#### [Quoted passage]
------
Janáček The Makropulos Affair SOMM Ariadne

Leoš Janáček (1854-1928)
The Makropulos Affair
JW 1/10 (1925), Opera in 3 Acts
Libretto by the composer
Emilia Marty, Marie Collier (soprano); Albert Gregor, Gregory Dempsey (tenor); Doctor Kolenatý, Eric Shilling (bass-baritone); Jaroslav Prus, Raimund Herincx (baritone)
Male Chorus and Orchestra of Sadler’s Wells Opera/Sir Charles Mackerras
rec. live, 21 February 1964, Sadler’s Wells Theatre, London, UK
The Diary of One Who Disappeared JW 5/12
Jan, Richard Lewis (tenor); Zefka, Maureen Forrester (contralto)
3 women’s voices from the BBC Singers
Ernest Lush (piano)
rec. live from a broadcast on 3 July 1956, BBC Studios, London, UK
Reviewed from an ALAC download 96kHz/24-bit
SOMM Ariadne 5044-2 [137]

In September 1947, the 21 year old Charles Mackerras began a year long British Council scholarship in Czechoslovakia. Talk about a formative period. He studied conducting with Václav Talich, no less, began learning Czech, and discovered the music of Leoš Janáček, with which he would be associated for the rest of his career. By the end of his time in Czechoslovakia he had seen nearly all of Janáček’s operas, some more than once in different productions. He saw Talich conduct a notable Káťa Kabanová in Prague, for example, and travelled to catch performances of other operas, especially in Brno, where Janáček lived for most of his life. Five years later Mackerras was to conduct the premiere of Káťa, at Sadler’s Wells, the first of Janáček’s operas to be staged in Britain. It would be satisfying to identify that event as a catalyst for the establishment of Janáček in the British operatic repertoire, but, if it was, it was a slow-burning one. Two revivals of the production later in the 1950s failed to attract large audiences, as did the premieres of Jenůfa at Covent Garden, conducted by Rafael Kubelik in 1956, and The Cunning Little Vixen at Sadler’s Wells in 1961, under Colin Davis.
------
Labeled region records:
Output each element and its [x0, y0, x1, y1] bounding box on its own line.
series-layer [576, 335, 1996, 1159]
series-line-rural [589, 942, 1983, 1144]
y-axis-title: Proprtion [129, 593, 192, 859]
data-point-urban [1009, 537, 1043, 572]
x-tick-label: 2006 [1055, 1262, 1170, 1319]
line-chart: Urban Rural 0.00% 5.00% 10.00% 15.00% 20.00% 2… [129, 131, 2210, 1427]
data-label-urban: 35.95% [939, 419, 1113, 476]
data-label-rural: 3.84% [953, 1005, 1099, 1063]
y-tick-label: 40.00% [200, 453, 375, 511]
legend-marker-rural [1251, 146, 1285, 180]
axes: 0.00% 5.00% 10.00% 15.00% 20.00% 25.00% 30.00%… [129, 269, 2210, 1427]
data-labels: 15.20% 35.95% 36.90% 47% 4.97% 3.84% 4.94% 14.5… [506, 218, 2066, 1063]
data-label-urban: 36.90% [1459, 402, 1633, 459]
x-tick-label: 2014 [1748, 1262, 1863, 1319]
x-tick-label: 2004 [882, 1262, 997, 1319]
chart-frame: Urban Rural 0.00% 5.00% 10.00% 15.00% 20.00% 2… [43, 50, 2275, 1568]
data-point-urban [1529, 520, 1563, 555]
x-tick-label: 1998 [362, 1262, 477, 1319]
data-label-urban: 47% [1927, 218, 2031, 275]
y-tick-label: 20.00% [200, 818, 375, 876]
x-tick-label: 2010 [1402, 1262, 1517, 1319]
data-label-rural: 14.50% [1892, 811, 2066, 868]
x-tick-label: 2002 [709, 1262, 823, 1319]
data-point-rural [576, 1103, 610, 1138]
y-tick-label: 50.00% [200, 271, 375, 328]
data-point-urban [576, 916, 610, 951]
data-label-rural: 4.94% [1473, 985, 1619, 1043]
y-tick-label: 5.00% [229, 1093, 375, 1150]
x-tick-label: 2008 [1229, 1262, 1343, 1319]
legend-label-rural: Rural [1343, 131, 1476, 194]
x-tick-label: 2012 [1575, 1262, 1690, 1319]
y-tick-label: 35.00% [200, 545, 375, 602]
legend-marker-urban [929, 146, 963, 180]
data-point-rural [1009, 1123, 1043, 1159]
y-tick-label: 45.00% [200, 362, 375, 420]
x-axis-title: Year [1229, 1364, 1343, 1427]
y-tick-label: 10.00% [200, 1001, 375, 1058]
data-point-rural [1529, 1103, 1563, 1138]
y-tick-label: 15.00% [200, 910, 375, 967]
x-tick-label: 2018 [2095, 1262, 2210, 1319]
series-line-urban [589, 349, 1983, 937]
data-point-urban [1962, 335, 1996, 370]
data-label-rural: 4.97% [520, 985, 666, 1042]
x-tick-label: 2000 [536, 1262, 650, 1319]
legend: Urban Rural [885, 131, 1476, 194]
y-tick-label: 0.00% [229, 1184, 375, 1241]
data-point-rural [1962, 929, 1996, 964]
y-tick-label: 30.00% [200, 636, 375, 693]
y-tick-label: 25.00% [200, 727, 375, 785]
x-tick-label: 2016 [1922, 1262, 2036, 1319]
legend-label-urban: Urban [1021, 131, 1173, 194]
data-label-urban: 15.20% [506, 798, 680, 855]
------
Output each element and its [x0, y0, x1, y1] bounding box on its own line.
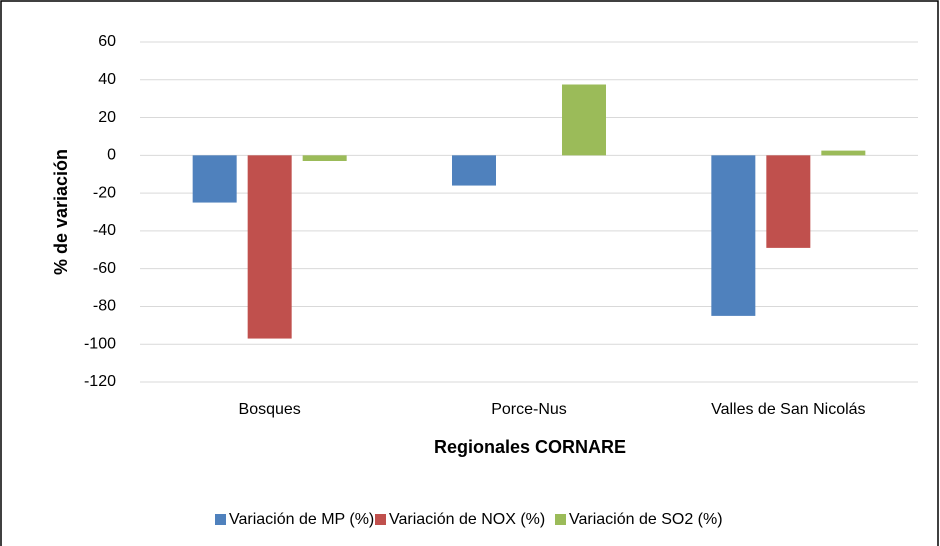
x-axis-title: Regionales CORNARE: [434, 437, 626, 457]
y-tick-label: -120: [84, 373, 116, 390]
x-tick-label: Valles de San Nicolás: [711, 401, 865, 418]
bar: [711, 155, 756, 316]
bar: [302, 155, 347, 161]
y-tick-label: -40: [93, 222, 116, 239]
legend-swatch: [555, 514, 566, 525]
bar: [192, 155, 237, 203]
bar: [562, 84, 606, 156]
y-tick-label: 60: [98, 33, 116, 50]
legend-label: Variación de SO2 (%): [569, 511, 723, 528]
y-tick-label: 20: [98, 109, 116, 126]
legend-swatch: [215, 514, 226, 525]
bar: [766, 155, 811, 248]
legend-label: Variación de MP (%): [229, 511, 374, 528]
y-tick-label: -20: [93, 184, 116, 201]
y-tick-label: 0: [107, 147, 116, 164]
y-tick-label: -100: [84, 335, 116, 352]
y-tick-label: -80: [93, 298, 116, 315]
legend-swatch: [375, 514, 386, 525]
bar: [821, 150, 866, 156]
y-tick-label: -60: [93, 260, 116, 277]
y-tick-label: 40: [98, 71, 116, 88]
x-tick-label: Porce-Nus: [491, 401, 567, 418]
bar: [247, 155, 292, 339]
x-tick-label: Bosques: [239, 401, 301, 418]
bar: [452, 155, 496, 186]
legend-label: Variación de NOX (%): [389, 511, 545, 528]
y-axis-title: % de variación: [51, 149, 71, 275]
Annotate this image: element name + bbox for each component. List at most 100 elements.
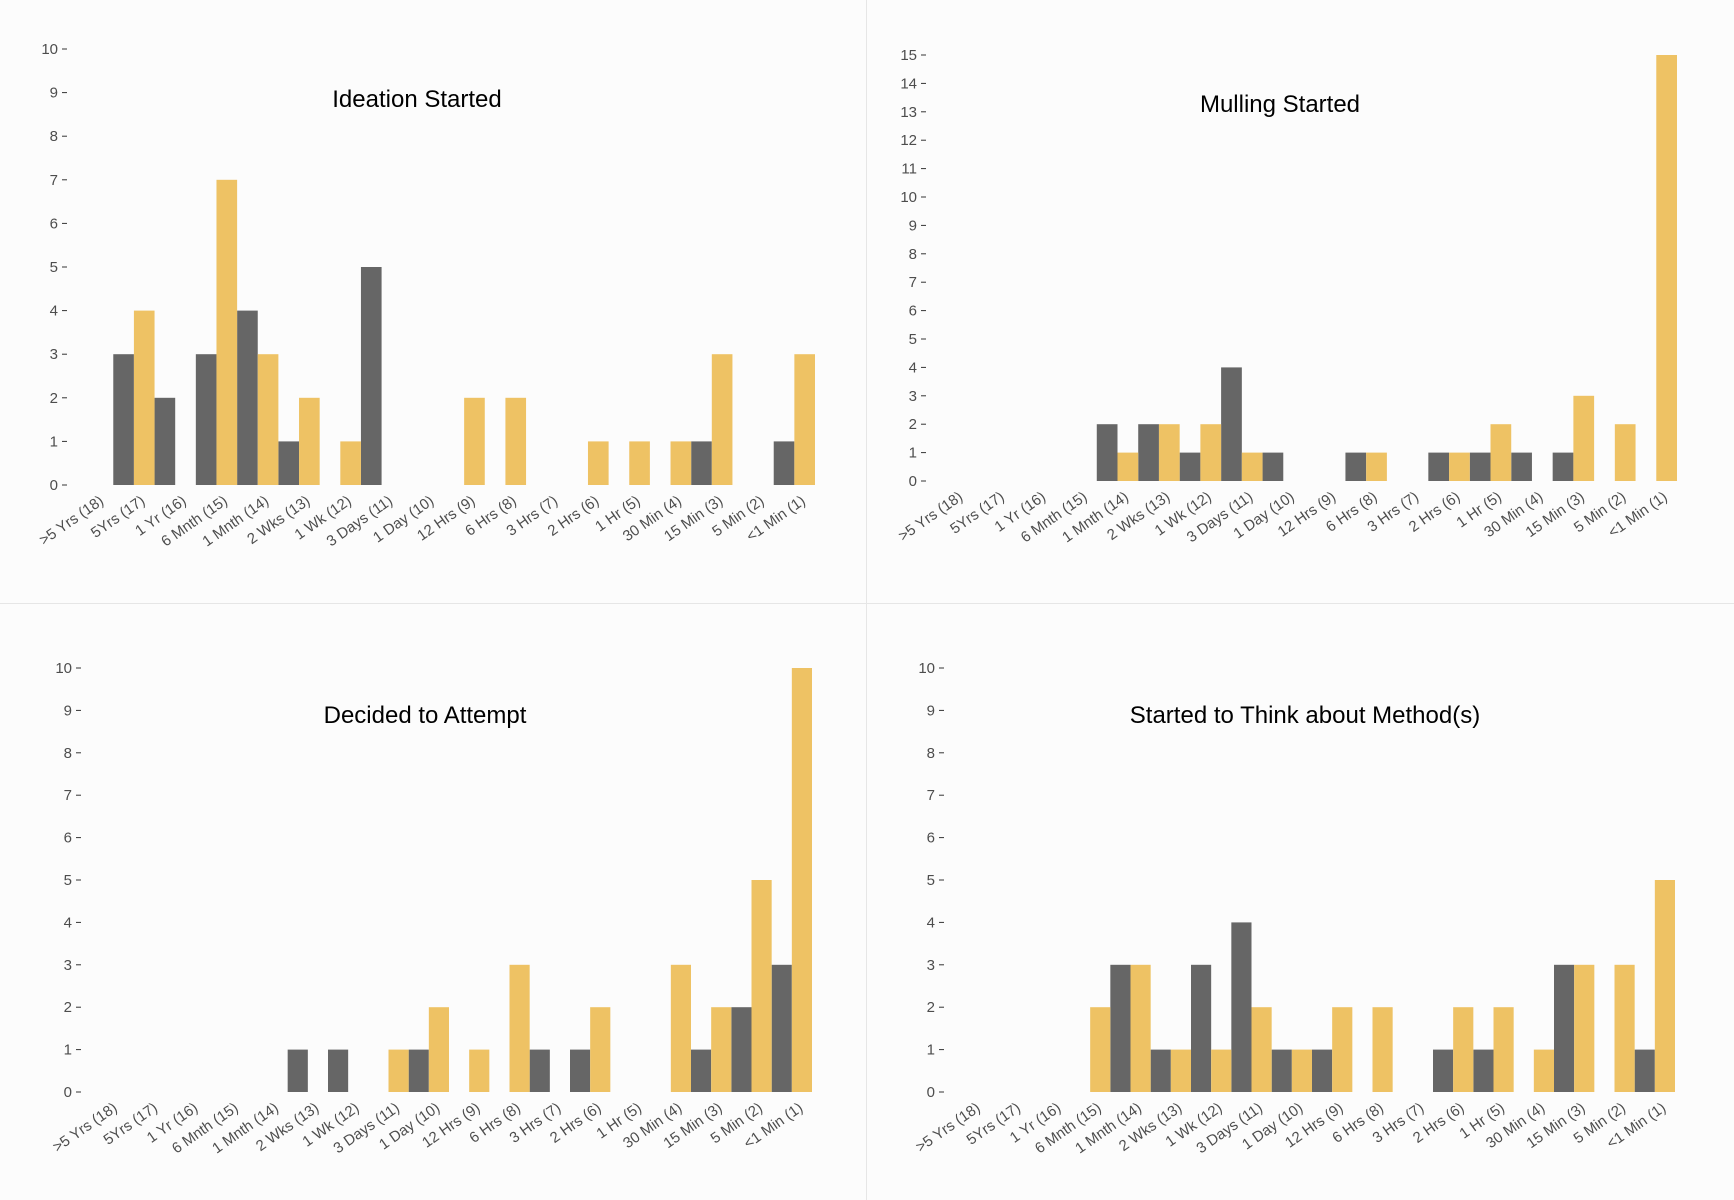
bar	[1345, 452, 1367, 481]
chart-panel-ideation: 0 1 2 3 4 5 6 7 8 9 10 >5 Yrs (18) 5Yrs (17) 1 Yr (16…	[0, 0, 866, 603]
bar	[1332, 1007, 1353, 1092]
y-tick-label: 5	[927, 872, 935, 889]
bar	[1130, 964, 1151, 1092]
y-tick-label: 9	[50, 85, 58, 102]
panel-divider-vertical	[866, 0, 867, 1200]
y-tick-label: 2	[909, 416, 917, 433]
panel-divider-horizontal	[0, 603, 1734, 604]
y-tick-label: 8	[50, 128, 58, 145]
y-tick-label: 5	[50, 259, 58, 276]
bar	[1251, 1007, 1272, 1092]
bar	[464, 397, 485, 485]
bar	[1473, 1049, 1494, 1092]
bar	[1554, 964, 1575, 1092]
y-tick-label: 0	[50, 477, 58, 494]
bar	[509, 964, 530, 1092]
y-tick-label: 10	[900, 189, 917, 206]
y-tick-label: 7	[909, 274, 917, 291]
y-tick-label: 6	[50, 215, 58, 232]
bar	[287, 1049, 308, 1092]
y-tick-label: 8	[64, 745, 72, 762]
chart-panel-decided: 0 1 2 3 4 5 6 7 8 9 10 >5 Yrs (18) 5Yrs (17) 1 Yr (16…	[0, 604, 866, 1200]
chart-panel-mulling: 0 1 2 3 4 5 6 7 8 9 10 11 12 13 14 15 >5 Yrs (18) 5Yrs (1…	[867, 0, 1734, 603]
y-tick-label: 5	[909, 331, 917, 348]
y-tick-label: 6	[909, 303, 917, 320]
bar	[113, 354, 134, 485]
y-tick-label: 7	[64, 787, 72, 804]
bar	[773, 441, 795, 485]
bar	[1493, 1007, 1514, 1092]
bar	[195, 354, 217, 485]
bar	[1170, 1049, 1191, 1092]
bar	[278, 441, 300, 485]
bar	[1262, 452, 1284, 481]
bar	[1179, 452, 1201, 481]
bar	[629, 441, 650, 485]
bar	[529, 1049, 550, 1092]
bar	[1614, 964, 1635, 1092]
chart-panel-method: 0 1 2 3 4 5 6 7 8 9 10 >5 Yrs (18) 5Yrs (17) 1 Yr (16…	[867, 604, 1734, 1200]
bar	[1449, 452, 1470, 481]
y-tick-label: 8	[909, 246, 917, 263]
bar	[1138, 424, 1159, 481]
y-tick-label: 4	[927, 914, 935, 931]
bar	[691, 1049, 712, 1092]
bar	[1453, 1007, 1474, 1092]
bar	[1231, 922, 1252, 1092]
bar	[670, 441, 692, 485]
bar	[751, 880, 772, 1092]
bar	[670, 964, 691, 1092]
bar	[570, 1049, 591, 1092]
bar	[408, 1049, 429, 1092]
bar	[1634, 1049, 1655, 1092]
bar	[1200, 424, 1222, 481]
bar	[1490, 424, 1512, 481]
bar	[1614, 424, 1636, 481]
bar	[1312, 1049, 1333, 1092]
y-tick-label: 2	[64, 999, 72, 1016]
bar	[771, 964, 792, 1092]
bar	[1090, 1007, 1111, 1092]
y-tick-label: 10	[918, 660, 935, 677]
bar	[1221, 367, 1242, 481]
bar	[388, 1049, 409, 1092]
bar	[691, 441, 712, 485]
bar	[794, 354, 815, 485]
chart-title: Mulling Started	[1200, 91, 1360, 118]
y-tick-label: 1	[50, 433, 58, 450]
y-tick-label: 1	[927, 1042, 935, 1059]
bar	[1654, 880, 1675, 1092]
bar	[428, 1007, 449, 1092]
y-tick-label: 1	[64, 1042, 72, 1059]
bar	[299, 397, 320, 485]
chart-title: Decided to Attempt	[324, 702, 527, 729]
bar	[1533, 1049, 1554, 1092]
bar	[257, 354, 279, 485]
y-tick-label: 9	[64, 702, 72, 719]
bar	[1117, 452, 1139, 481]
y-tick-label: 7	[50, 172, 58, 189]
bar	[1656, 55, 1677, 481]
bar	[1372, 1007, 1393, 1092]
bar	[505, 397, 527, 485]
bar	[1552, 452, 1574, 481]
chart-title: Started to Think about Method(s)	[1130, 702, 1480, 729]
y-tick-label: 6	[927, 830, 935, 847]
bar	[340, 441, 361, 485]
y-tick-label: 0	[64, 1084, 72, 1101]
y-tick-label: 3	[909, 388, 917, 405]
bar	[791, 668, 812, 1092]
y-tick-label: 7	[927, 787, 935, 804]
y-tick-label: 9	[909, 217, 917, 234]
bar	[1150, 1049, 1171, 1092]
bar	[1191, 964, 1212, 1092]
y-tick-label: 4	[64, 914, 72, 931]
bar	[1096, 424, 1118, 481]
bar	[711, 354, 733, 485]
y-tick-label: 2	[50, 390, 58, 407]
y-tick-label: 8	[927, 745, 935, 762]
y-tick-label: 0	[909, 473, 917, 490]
------
#### [Written request]
Can you set down, word for word, the passage of the Janáček review above between "Janáček The Makropulos" and "Maureen Forrester (contralto)", inclusive?

#### [The result]
Janáček The Makropulos Affair SOMM Ariadne

Leoš Janáček (1854-1928)
The Makropulos Affair
JW 1/10 (1925), Opera in 3 Acts
Libretto by the composer
Emilia Marty, Marie Collier (soprano); Albert Gregor, Gregory Dempsey (tenor); Doctor Kolenatý, Eric Shilling (bass-baritone); Jaroslav Prus, Raimund Herincx (baritone)
Male Chorus and Orchestra of Sadler’s Wells Opera/Sir Charles Mackerras
rec. live, 21 February 1964, Sadler’s Wells Theatre, London, UK
The Diary of One Who Disappeared JW 5/12
Jan, Richard Lewis (tenor); Zefka, Maureen Forrester (contralto)